*GOAL OF THE EXERCISE*:
Set out each line from the following listing that includes the word "placeholder".

[Data entries]
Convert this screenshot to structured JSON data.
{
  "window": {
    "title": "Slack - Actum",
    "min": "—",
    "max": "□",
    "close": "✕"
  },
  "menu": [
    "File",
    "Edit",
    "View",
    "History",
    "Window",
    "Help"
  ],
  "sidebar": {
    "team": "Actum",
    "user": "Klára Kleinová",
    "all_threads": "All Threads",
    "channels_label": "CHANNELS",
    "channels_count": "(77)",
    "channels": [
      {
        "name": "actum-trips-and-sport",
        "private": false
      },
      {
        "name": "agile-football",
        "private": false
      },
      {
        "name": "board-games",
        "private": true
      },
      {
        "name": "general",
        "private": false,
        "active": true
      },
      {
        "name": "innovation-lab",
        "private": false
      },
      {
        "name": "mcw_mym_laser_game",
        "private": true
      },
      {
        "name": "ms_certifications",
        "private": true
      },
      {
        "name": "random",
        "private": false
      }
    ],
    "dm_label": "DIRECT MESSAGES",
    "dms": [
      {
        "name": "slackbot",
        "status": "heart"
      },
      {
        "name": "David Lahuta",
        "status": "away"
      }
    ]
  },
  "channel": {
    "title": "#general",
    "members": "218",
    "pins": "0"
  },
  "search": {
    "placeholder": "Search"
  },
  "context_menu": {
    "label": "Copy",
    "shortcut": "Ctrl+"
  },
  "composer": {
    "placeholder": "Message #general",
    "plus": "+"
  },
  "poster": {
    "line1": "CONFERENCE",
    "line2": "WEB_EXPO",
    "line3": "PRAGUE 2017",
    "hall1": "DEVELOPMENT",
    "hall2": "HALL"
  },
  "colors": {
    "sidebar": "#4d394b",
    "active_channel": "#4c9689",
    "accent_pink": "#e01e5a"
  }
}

*RIGHT ANSWER*:
    "placeholder": "Search"
    "placeholder": "Message #general",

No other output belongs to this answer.